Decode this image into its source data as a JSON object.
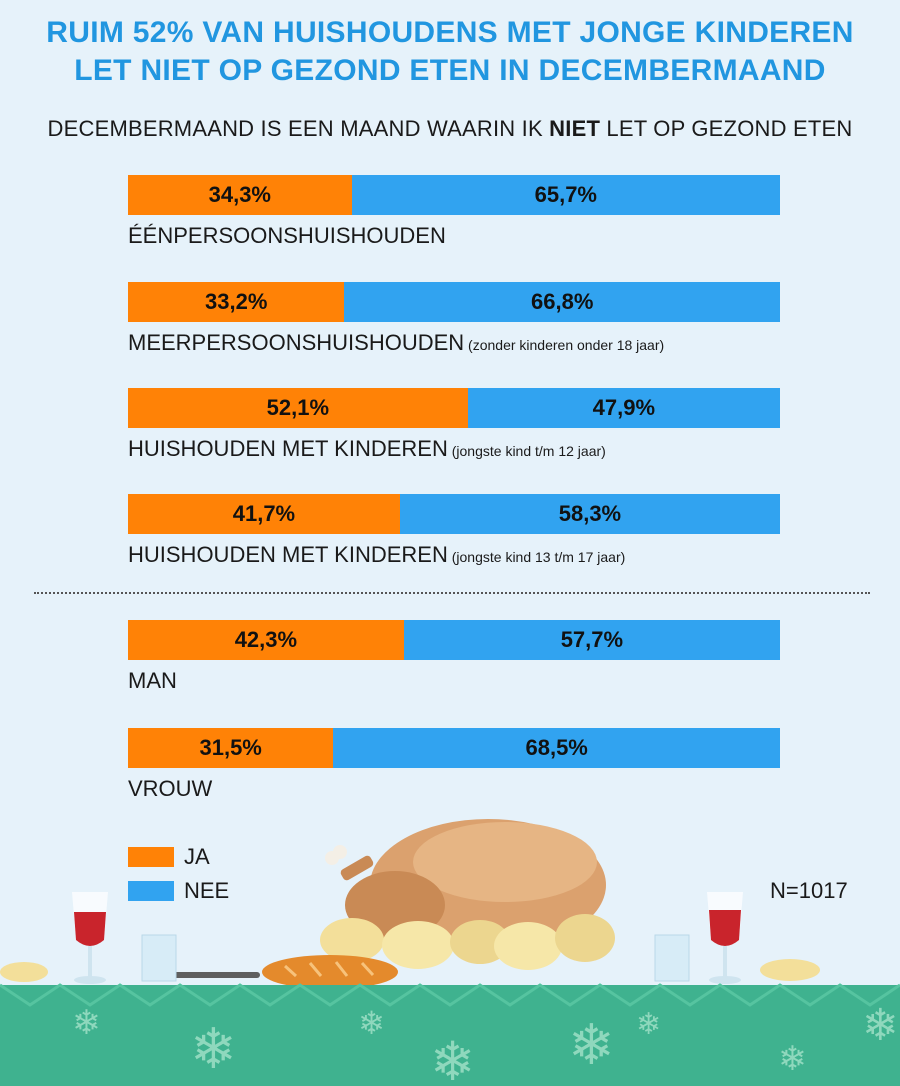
{
  "title": {
    "line1": "RUIM 52% VAN HUISHOUDENS MET JONGE KINDEREN",
    "line2": "LET NIET OP GEZOND ETEN IN DECEMBERMAAND"
  },
  "subtitle": {
    "before": "DECEMBERMAAND IS EEN MAAND WAARIN IK ",
    "bold": "NIET",
    "after": " LET OP GEZOND ETEN"
  },
  "colors": {
    "ja": "#ff8206",
    "nee": "#31a3f0",
    "title": "#2196e0"
  },
  "chart_data": {
    "type": "bar",
    "stacked": true,
    "orientation": "horizontal",
    "categories": [
      {
        "label": "ÉÉNPERSOONSHUISHOUDEN",
        "note": ""
      },
      {
        "label": "MEERPERSOONSHUISHOUDEN",
        "note": "(zonder kinderen onder 18 jaar)"
      },
      {
        "label": "HUISHOUDEN MET KINDEREN",
        "note": "(jongste kind t/m 12 jaar)"
      },
      {
        "label": "HUISHOUDEN MET KINDEREN",
        "note": "(jongste kind 13 t/m 17 jaar)"
      },
      {
        "label": "MAN",
        "note": ""
      },
      {
        "label": "VROUW",
        "note": ""
      }
    ],
    "series": [
      {
        "name": "JA",
        "values": [
          34.3,
          33.2,
          52.1,
          41.7,
          42.3,
          31.5
        ],
        "labels": [
          "34,3%",
          "33,2%",
          "52,1%",
          "41,7%",
          "42,3%",
          "31,5%"
        ]
      },
      {
        "name": "NEE",
        "values": [
          65.7,
          66.8,
          47.9,
          58.3,
          57.7,
          68.5
        ],
        "labels": [
          "65,7%",
          "66,8%",
          "47,9%",
          "58,3%",
          "57,7%",
          "68,5%"
        ]
      }
    ],
    "xlim": [
      0,
      100
    ]
  },
  "legend": [
    {
      "label": "JA",
      "color": "#ff8206"
    },
    {
      "label": "NEE",
      "color": "#31a3f0"
    }
  ],
  "sample_size": "N=1017"
}
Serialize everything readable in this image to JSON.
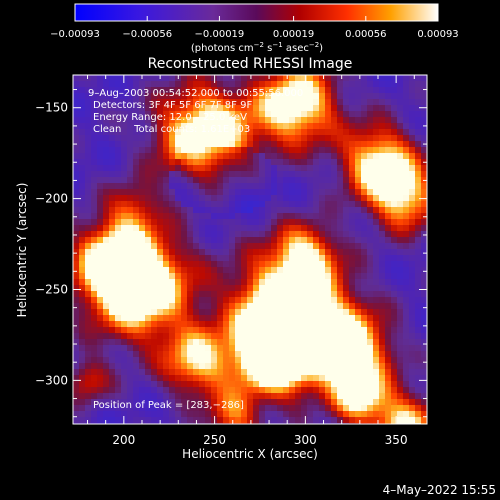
{
  "chart_data": {
    "type": "heatmap",
    "title": "Reconstructed RHESSI Image",
    "xlabel": "Heliocentric X (arcsec)",
    "ylabel": "Heliocentric Y (arcsec)",
    "xlim": [
      172,
      367
    ],
    "ylim": [
      -324,
      -132
    ],
    "x_ticks": [
      200,
      250,
      300,
      350
    ],
    "y_ticks": [
      -150,
      -200,
      -250,
      -300
    ],
    "x_tick_labels": [
      "200",
      "250",
      "300",
      "350"
    ],
    "y_tick_labels": [
      "−150",
      "−200",
      "−250",
      "−300"
    ],
    "colorbar": {
      "range": [
        -0.00093,
        0.00093
      ],
      "tick_values": [
        -0.00093,
        -0.00056,
        -0.00019,
        0.00019,
        0.00056,
        0.00093
      ],
      "tick_labels": [
        "−0.00093",
        "−0.00056",
        "−0.00019",
        "0.00019",
        "0.00056",
        "0.00093"
      ],
      "unit_base": "(photons cm",
      "unit_exp1": "−2",
      "unit_mid": " s",
      "unit_exp2": "−1",
      "unit_mid2": " asec",
      "unit_exp3": "−2",
      "unit_end": ")"
    },
    "annotations": {
      "time": "9–Aug–2003 00:54:52.000 to 00:55:56.000",
      "detectors": "Detectors: 3F 4F 5F 6F 7F 8F 9F",
      "energy": "Energy Range: 12.0 – 25.0 keV",
      "clean": "Clean    Total counts: 1.61E+03",
      "peak": "Position of Peak = [283,−286]"
    },
    "peak_position": [
      283,
      -286
    ],
    "timestamp": "4–May–2022 15:55"
  }
}
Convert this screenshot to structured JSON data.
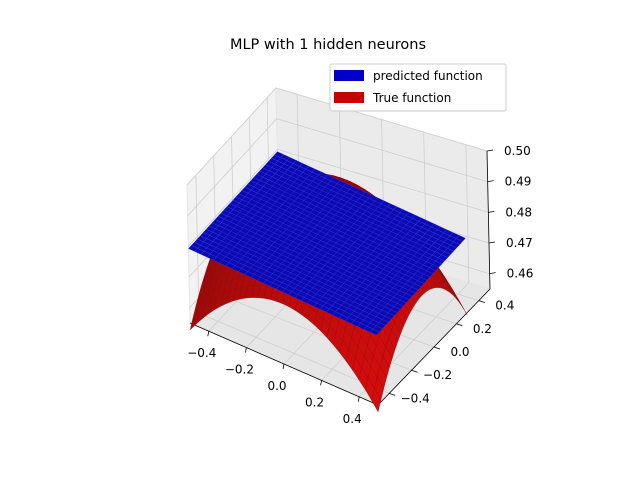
{
  "chart_data": {
    "type": "surface3d",
    "title": "MLP with 1 hidden neurons",
    "x_ticks": [
      "−0.4",
      "−0.2",
      "0.0",
      "0.2",
      "0.4"
    ],
    "y_ticks": [
      "−0.4",
      "−0.2",
      "0.0",
      "0.2",
      "0.4"
    ],
    "z_ticks": [
      "0.46",
      "0.47",
      "0.48",
      "0.49",
      "0.50"
    ],
    "xlim": [
      -0.5,
      0.5
    ],
    "ylim": [
      -0.5,
      0.5
    ],
    "zlim": [
      0.455,
      0.5
    ],
    "grid": true,
    "legend_position": "top-right",
    "series": [
      {
        "name": "predicted function",
        "color": "#0000c8",
        "surface": "flat plane, z ≈ 0.478 over x,y in [-0.5, 0.5]"
      },
      {
        "name": "True function",
        "color": "#c80000",
        "surface": "dome peaking near 0.496 at (0, 0), falling to about 0.455 at the corners"
      }
    ]
  }
}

+++++

◆ **What you should do**:
Quote every line word for word and keep the images out of the copy.

◆ **Correct result**:
Decode this image into its source data as a JSON object.
{
  "title": {
    "line1": "RUIM 52% VAN HUISHOUDENS MET JONGE KINDEREN",
    "line2": "LET NIET OP GEZOND ETEN IN DECEMBERMAAND"
  },
  "subtitle": {
    "before": "DECEMBERMAAND IS EEN MAAND WAARIN IK ",
    "bold": "NIET",
    "after": " LET OP GEZOND ETEN"
  },
  "colors": {
    "ja": "#ff8206",
    "nee": "#31a3f0",
    "title": "#2196e0"
  },
  "chart_data": {
    "type": "bar",
    "stacked": true,
    "orientation": "horizontal",
    "categories": [
      {
        "label": "ÉÉNPERSOONSHUISHOUDEN",
        "note": ""
      },
      {
        "label": "MEERPERSOONSHUISHOUDEN",
        "note": "(zonder kinderen onder 18 jaar)"
      },
      {
        "label": "HUISHOUDEN MET KINDEREN",
        "note": "(jongste kind t/m 12 jaar)"
      },
      {
        "label": "HUISHOUDEN MET KINDEREN",
        "note": "(jongste kind 13 t/m 17 jaar)"
      },
      {
        "label": "MAN",
        "note": ""
      },
      {
        "label": "VROUW",
        "note": ""
      }
    ],
    "series": [
      {
        "name": "JA",
        "values": [
          34.3,
          33.2,
          52.1,
          41.7,
          42.3,
          31.5
        ],
        "labels": [
          "34,3%",
          "33,2%",
          "52,1%",
          "41,7%",
          "42,3%",
          "31,5%"
        ]
      },
      {
        "name": "NEE",
        "values": [
          65.7,
          66.8,
          47.9,
          58.3,
          57.7,
          68.5
        ],
        "labels": [
          "65,7%",
          "66,8%",
          "47,9%",
          "58,3%",
          "57,7%",
          "68,5%"
        ]
      }
    ],
    "xlim": [
      0,
      100
    ]
  },
  "legend": [
    {
      "label": "JA",
      "color": "#ff8206"
    },
    {
      "label": "NEE",
      "color": "#31a3f0"
    }
  ],
  "sample_size": "N=1017"
}
Serialize everything readable in this image to JSON.
{
  "chart_data": {
    "type": "heatmap",
    "title": "Reconstructed RHESSI Image",
    "xlabel": "Heliocentric X (arcsec)",
    "ylabel": "Heliocentric Y (arcsec)",
    "xlim": [
      172,
      367
    ],
    "ylim": [
      -324,
      -132
    ],
    "x_ticks": [
      200,
      250,
      300,
      350
    ],
    "y_ticks": [
      -150,
      -200,
      -250,
      -300
    ],
    "x_tick_labels": [
      "200",
      "250",
      "300",
      "350"
    ],
    "y_tick_labels": [
      "−150",
      "−200",
      "−250",
      "−300"
    ],
    "colorbar": {
      "range": [
        -0.00093,
        0.00093
      ],
      "tick_values": [
        -0.00093,
        -0.00056,
        -0.00019,
        0.00019,
        0.00056,
        0.00093
      ],
      "tick_labels": [
        "−0.00093",
        "−0.00056",
        "−0.00019",
        "0.00019",
        "0.00056",
        "0.00093"
      ],
      "unit_base": "(photons cm",
      "unit_exp1": "−2",
      "unit_mid": " s",
      "unit_exp2": "−1",
      "unit_mid2": " asec",
      "unit_exp3": "−2",
      "unit_end": ")"
    },
    "annotations": {
      "time": "9–Aug–2003 00:54:52.000 to 00:55:56.000",
      "detectors": "Detectors: 3F 4F 5F 6F 7F 8F 9F",
      "energy": "Energy Range: 12.0 – 25.0 keV",
      "clean": "Clean    Total counts: 1.61E+03",
      "peak": "Position of Peak = [283,−286]"
    },
    "peak_position": [
      283,
      -286
    ],
    "timestamp": "4–May–2022 15:55"
  }
}
Convert this screenshot to structured JSON data.
{
  "chart_data": {
    "type": "surface3d",
    "title": "MLP with 1 hidden neurons",
    "x_ticks": [
      "−0.4",
      "−0.2",
      "0.0",
      "0.2",
      "0.4"
    ],
    "y_ticks": [
      "−0.4",
      "−0.2",
      "0.0",
      "0.2",
      "0.4"
    ],
    "z_ticks": [
      "0.46",
      "0.47",
      "0.48",
      "0.49",
      "0.50"
    ],
    "xlim": [
      -0.5,
      0.5
    ],
    "ylim": [
      -0.5,
      0.5
    ],
    "zlim": [
      0.455,
      0.5
    ],
    "grid": true,
    "legend_position": "top-right",
    "series": [
      {
        "name": "predicted function",
        "color": "#0000c8",
        "surface": "flat plane, z ≈ 0.478 over x,y in [-0.5, 0.5]"
      },
      {
        "name": "True function",
        "color": "#c80000",
        "surface": "dome peaking near 0.496 at (0, 0), falling to about 0.455 at the corners"
      }
    ]
  }
}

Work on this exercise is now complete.